Directions for this task:
Pull out every line with the word "multiple".

[Extracted records]
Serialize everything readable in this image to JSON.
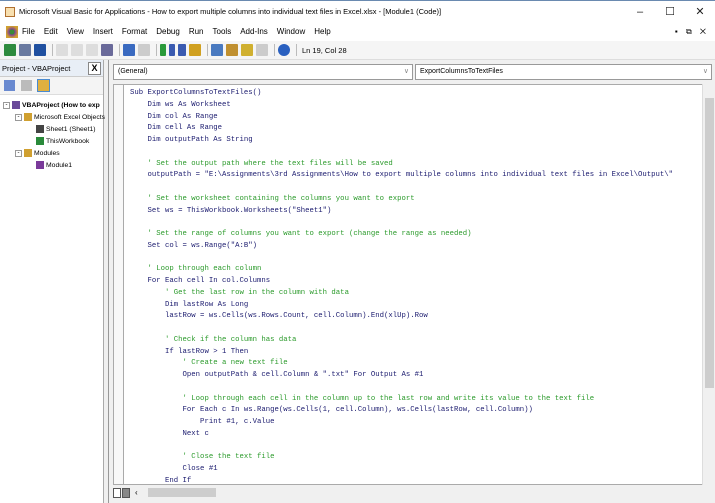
{
  "window": {
    "title": "Microsoft Visual Basic for Applications - How to export multiple columns into individual text files in Excel.xlsx - [Module1 (Code)]",
    "minimize": "–",
    "maximize": "☐",
    "close": "✕"
  },
  "menu": [
    "File",
    "Edit",
    "View",
    "Insert",
    "Format",
    "Debug",
    "Run",
    "Tools",
    "Add-Ins",
    "Window",
    "Help"
  ],
  "mdi_controls": "▪ ⧉ ✕",
  "toolbar": {
    "status": "Ln 19, Col 28"
  },
  "project": {
    "title": "Project - VBAProject",
    "close": "X",
    "tree": [
      {
        "label": "VBAProject (How to exp",
        "level": 0,
        "toggle": "-"
      },
      {
        "label": "Microsoft Excel Objects",
        "level": 1,
        "toggle": "-"
      },
      {
        "label": "Sheet1 (Sheet1)",
        "level": 2,
        "toggle": ""
      },
      {
        "label": "ThisWorkbook",
        "level": 2,
        "toggle": ""
      },
      {
        "label": "Modules",
        "level": 1,
        "toggle": "-"
      },
      {
        "label": "Module1",
        "level": 2,
        "toggle": ""
      }
    ]
  },
  "code": {
    "object_combo": "(General)",
    "proc_combo": "ExportColumnsToTextFiles",
    "lines": [
      {
        "t": "Sub ExportColumnsToTextFiles()",
        "k": "code"
      },
      {
        "t": "    Dim ws As Worksheet",
        "k": "code"
      },
      {
        "t": "    Dim col As Range",
        "k": "code"
      },
      {
        "t": "    Dim cell As Range",
        "k": "code"
      },
      {
        "t": "    Dim outputPath As String",
        "k": "code"
      },
      {
        "t": "",
        "k": "code"
      },
      {
        "t": "    ' Set the output path where the text files will be saved",
        "k": "comment"
      },
      {
        "t": "    outputPath = \"E:\\Assignments\\3rd Assignments\\How to export multiple columns into individual text files in Excel\\Output\\\"",
        "k": "code"
      },
      {
        "t": "",
        "k": "code"
      },
      {
        "t": "    ' Set the worksheet containing the columns you want to export",
        "k": "comment"
      },
      {
        "t": "    Set ws = ThisWorkbook.Worksheets(\"Sheet1\")",
        "k": "code"
      },
      {
        "t": "",
        "k": "code"
      },
      {
        "t": "    ' Set the range of columns you want to export (change the range as needed)",
        "k": "comment"
      },
      {
        "t": "    Set col = ws.Range(\"A:B\")",
        "k": "code"
      },
      {
        "t": "",
        "k": "code"
      },
      {
        "t": "    ' Loop through each column",
        "k": "comment"
      },
      {
        "t": "    For Each cell In col.Columns",
        "k": "code"
      },
      {
        "t": "        ' Get the last row in the column with data",
        "k": "comment"
      },
      {
        "t": "        Dim lastRow As Long",
        "k": "code"
      },
      {
        "t": "        lastRow = ws.Cells(ws.Rows.Count, cell.Column).End(xlUp).Row",
        "k": "code"
      },
      {
        "t": "",
        "k": "code"
      },
      {
        "t": "        ' Check if the column has data",
        "k": "comment"
      },
      {
        "t": "        If lastRow > 1 Then",
        "k": "code"
      },
      {
        "t": "            ' Create a new text file",
        "k": "comment"
      },
      {
        "t": "            Open outputPath & cell.Column & \".txt\" For Output As #1",
        "k": "code"
      },
      {
        "t": "",
        "k": "code"
      },
      {
        "t": "            ' Loop through each cell in the column up to the last row and write its value to the text file",
        "k": "comment"
      },
      {
        "t": "            For Each c In ws.Range(ws.Cells(1, cell.Column), ws.Cells(lastRow, cell.Column))",
        "k": "code"
      },
      {
        "t": "                Print #1, c.Value",
        "k": "code"
      },
      {
        "t": "            Next c",
        "k": "code"
      },
      {
        "t": "",
        "k": "code"
      },
      {
        "t": "            ' Close the text file",
        "k": "comment"
      },
      {
        "t": "            Close #1",
        "k": "code"
      },
      {
        "t": "        End If",
        "k": "code"
      }
    ]
  }
}
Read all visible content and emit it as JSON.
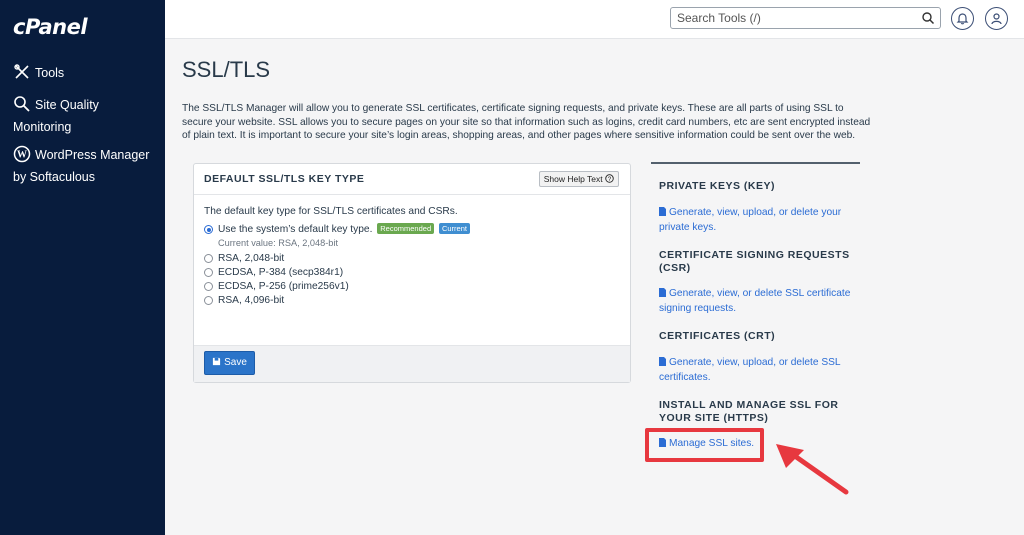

Correct output:
    "title": "Microsoft Visual Basic for Applications - How to export multiple columns into individual text files in Excel.xlsx - [Module1 (Code)]",
        "t": "    outputPath = \"E:\\Assignments\\3rd Assignments\\How to export multiple columns into individual text files in Excel\\Output\\\"",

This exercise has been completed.